Available data
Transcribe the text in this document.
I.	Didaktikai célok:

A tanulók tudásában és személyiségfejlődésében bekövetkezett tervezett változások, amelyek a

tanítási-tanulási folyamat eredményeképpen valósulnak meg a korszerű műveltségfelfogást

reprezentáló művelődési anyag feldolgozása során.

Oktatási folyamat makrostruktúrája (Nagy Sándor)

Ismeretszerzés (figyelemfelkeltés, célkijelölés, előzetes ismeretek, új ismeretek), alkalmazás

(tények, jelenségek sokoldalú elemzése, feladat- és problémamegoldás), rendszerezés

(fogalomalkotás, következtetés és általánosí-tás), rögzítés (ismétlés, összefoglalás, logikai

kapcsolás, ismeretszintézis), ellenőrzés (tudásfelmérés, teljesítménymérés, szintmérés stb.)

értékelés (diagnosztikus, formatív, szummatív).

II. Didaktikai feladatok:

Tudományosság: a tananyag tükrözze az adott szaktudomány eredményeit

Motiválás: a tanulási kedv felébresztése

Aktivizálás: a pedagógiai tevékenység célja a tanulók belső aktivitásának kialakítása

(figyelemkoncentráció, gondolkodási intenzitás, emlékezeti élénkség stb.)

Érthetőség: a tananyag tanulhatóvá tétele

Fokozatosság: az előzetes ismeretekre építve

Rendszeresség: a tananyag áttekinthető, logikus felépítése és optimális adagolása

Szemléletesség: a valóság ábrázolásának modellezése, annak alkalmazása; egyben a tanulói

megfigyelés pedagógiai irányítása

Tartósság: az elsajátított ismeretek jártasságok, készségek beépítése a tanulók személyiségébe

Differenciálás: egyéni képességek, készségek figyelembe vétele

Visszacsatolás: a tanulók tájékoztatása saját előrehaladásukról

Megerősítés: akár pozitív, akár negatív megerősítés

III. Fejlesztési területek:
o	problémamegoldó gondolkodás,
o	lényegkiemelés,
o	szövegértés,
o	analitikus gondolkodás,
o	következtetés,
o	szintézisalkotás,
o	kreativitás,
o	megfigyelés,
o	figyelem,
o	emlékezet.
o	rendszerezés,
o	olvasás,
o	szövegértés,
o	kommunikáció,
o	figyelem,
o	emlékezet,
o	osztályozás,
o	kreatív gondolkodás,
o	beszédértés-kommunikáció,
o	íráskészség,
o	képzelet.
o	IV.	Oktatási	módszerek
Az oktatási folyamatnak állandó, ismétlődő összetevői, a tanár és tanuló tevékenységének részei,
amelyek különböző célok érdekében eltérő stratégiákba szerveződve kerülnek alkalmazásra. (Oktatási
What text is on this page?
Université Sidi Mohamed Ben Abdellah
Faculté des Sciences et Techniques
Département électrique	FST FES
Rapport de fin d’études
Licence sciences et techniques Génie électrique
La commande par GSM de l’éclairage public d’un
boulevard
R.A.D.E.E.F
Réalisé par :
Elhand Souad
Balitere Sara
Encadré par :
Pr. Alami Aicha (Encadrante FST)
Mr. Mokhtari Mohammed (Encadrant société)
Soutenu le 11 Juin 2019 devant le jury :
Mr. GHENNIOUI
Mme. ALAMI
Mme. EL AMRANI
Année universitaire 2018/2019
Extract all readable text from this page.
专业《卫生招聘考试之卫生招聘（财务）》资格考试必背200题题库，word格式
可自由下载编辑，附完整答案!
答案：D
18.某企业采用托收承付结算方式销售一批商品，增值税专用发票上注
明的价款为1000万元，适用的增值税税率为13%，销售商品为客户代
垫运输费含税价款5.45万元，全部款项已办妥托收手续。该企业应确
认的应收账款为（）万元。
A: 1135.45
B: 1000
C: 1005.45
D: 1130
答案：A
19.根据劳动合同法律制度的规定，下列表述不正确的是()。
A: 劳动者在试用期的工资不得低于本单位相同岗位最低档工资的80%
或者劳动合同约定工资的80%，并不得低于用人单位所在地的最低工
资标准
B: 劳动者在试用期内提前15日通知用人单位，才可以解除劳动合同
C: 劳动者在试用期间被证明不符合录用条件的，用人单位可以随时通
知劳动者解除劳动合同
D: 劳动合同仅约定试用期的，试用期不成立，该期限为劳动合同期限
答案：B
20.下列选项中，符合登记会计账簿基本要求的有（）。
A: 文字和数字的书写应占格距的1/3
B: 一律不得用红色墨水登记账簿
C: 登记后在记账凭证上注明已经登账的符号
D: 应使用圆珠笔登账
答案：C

Problem statement
Extract the data in full. Keep it word for word.

Task output
Transcribe the text in this document.
I.	Didaktikai célok:

A tanulók tudásában és személyiségfejlődésében bekövetkezett tervezett változások, amelyek a

tanítási-tanulási folyamat eredményeképpen valósulnak meg a korszerű műveltségfelfogást

reprezentáló művelődési anyag feldolgozása során.

Oktatási folyamat makrostruktúrája (Nagy Sándor)

Ismeretszerzés (figyelemfelkeltés, célkijelölés, előzetes ismeretek, új ismeretek), alkalmazás

(tények, jelenségek sokoldalú elemzése, feladat- és problémamegoldás), rendszerezés

(fogalomalkotás, következtetés és általánosí-tás), rögzítés (ismétlés, összefoglalás, logikai

kapcsolás, ismeretszintézis), ellenőrzés (tudásfelmérés, teljesítménymérés, szintmérés stb.)

értékelés (diagnosztikus, formatív, szummatív).

II. Didaktikai feladatok:

Tudományosság: a tananyag tükrözze az adott szaktudomány eredményeit

Motiválás: a tanulási kedv felébresztése

Aktivizálás: a pedagógiai tevékenység célja a tanulók belső aktivitásának kialakítása

(figyelemkoncentráció, gondolkodási intenzitás, emlékezeti élénkség stb.)

Érthetőség: a tananyag tanulhatóvá tétele

Fokozatosság: az előzetes ismeretekre építve

Rendszeresség: a tananyag áttekinthető, logikus felépítése és optimális adagolása

Szemléletesség: a valóság ábrázolásának modellezése, annak alkalmazása; egyben a tanulói

megfigyelés pedagógiai irányítása

Tartósság: az elsajátított ismeretek jártasságok, készségek beépítése a tanulók személyiségébe

Differenciálás: egyéni képességek, készségek figyelembe vétele

Visszacsatolás: a tanulók tájékoztatása saját előrehaladásukról

Megerősítés: akár pozitív, akár negatív megerősítés

III. Fejlesztési területek:
o	problémamegoldó gondolkodás,
o	lényegkiemelés,
o	szövegértés,
o	analitikus gondolkodás,
o	következtetés,
o	szintézisalkotás,
o	kreativitás,
o	megfigyelés,
o	figyelem,
o	emlékezet.
o	rendszerezés,
o	olvasás,
o	szövegértés,
o	kommunikáció,
o	figyelem,
o	emlékezet,
o	osztályozás,
o	kreatív gondolkodás,
o	beszédértés-kommunikáció,
o	íráskészség,
o	képzelet.
o	IV.	Oktatási	módszerek
Az oktatási folyamatnak állandó, ismétlődő összetevői, a tanár és tanuló tevékenységének részei,
amelyek különböző célok érdekében eltérő stratégiákba szerveződve kerülnek alkalmazásra. (Oktatási
What text is on this page?
Université Sidi Mohamed Ben Abdellah
Faculté des Sciences et Techniques
Département électrique	FST FES
Rapport de fin d’études
Licence sciences et techniques Génie électrique
La commande par GSM de l’éclairage public d’un
boulevard
R.A.D.E.E.F
Réalisé par :
Elhand Souad
Balitere Sara
Encadré par :
Pr. Alami Aicha (Encadrante FST)
Mr. Mokhtari Mohammed (Encadrant société)
Soutenu le 11 Juin 2019 devant le jury :
Mr. GHENNIOUI
Mme. ALAMI
Mme. EL AMRANI
Année universitaire 2018/2019
Extract all readable text from this page.
专业《卫生招聘考试之卫生招聘（财务）》资格考试必背200题题库，word格式
可自由下载编辑，附完整答案!
答案：D
18.某企业采用托收承付结算方式销售一批商品，增值税专用发票上注
明的价款为1000万元，适用的增值税税率为13%，销售商品为客户代
垫运输费含税价款5.45万元，全部款项已办妥托收手续。该企业应确
认的应收账款为（）万元。
A: 1135.45
B: 1000
C: 1005.45
D: 1130
答案：A
19.根据劳动合同法律制度的规定，下列表述不正确的是()。
A: 劳动者在试用期的工资不得低于本单位相同岗位最低档工资的80%
或者劳动合同约定工资的80%，并不得低于用人单位所在地的最低工
资标准
B: 劳动者在试用期内提前15日通知用人单位，才可以解除劳动合同
C: 劳动者在试用期间被证明不符合录用条件的，用人单位可以随时通
知劳动者解除劳动合同
D: 劳动合同仅约定试用期的，试用期不成立，该期限为劳动合同期限
答案：B
20.下列选项中，符合登记会计账簿基本要求的有（）。
A: 文字和数字的书写应占格距的1/3
B: 一律不得用红色墨水登记账簿
C: 登记后在记账凭证上注明已经登账的符号
D: 应使用圆珠笔登账
答案：C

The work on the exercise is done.